Dataset listings of figures
● ● ● ● ●

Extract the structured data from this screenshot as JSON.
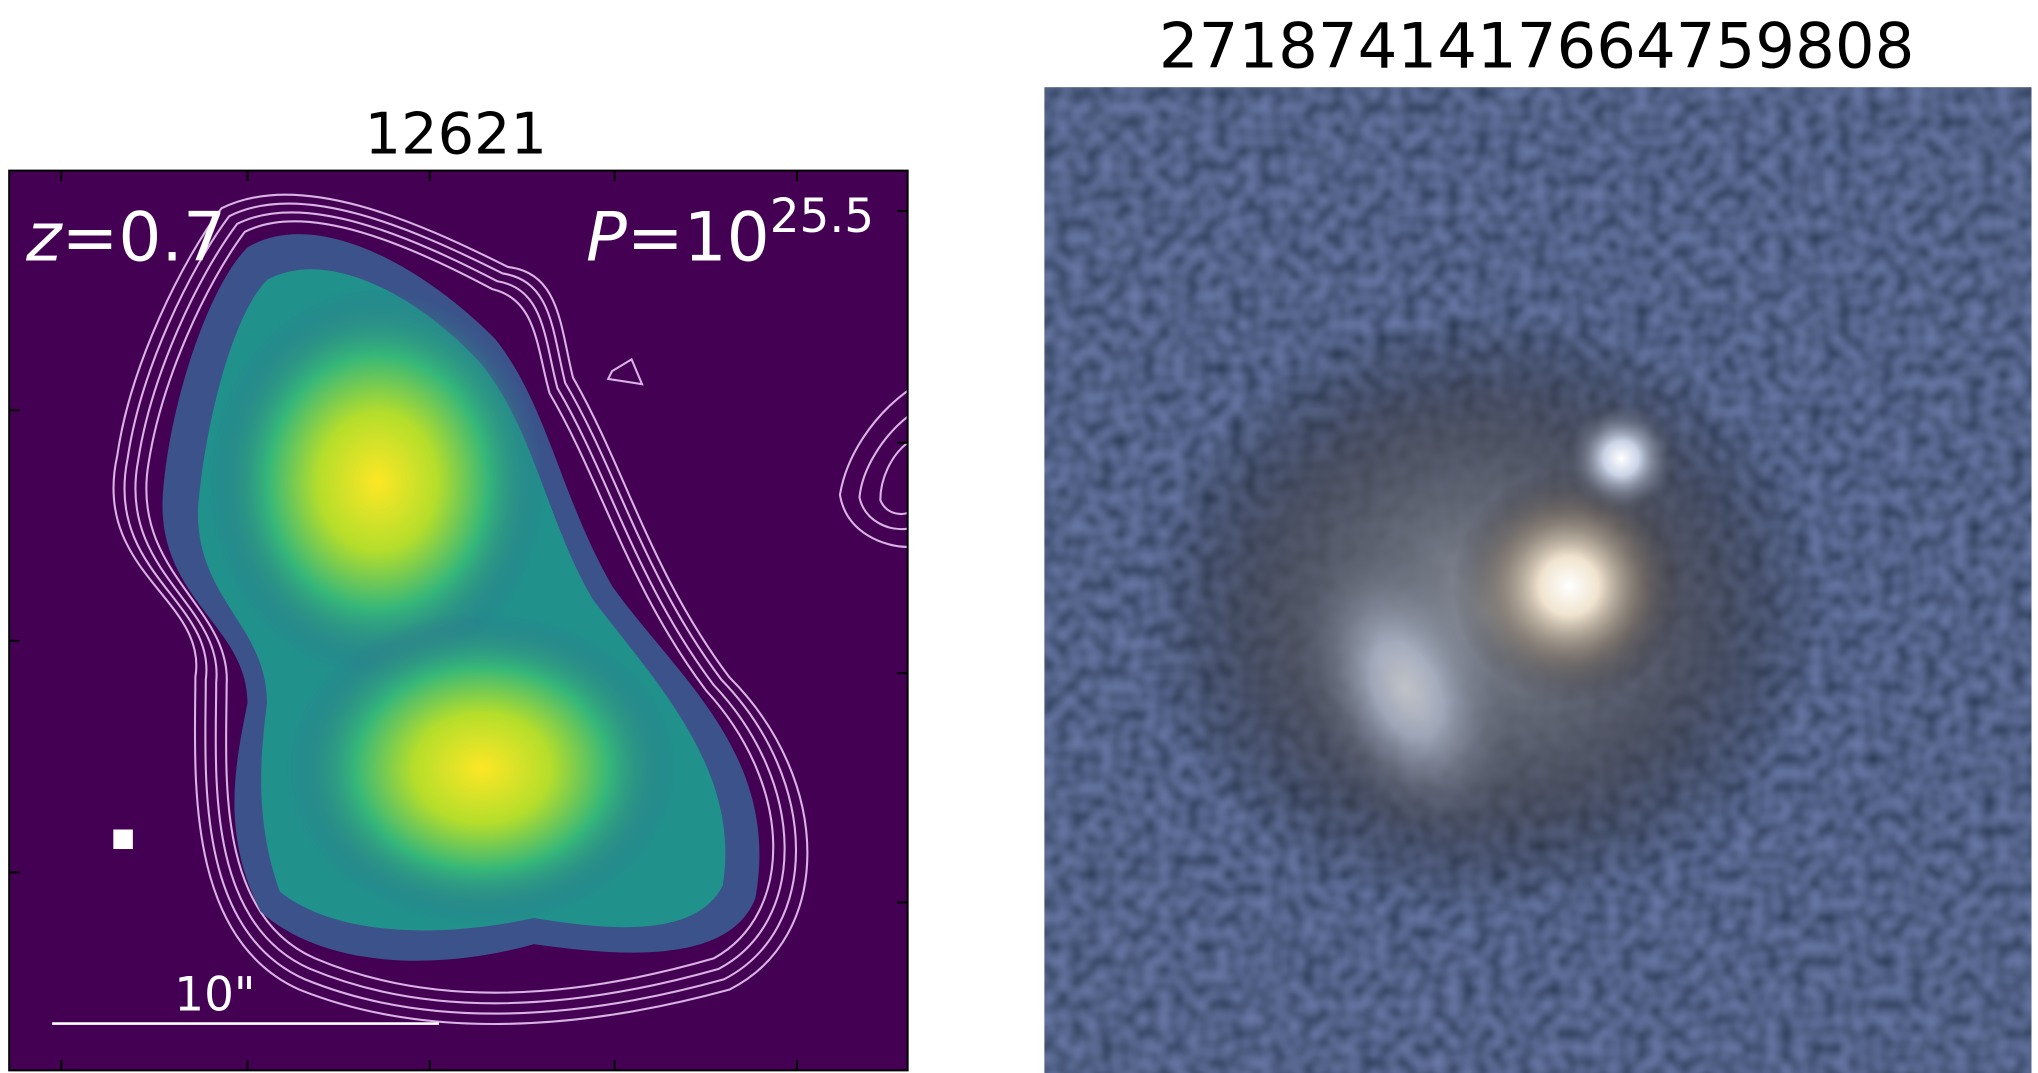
{
  "left_panel": {
    "title": "12621",
    "redshift": {
      "variable": "z",
      "text": "=0.7"
    },
    "power": {
      "variable": "P",
      "text": "=10",
      "exponent": "25.5"
    },
    "scale_bar": "10\""
  },
  "right_panel": {
    "title": "2718741417664759808"
  }
}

● ● ● ● ●

What the task requires. Each record must be quoted in full and exactly. Do not include the pictures.

Finished answer.
Extract the structured data from this screenshot as JSON.
{
  "left_panel": {
    "title": "12621",
    "redshift": {
      "variable": "z",
      "text": "=0.7"
    },
    "power": {
      "variable": "P",
      "text": "=10",
      "exponent": "25.5"
    },
    "scale_bar": "10\""
  },
  "right_panel": {
    "title": "2718741417664759808"
  }
}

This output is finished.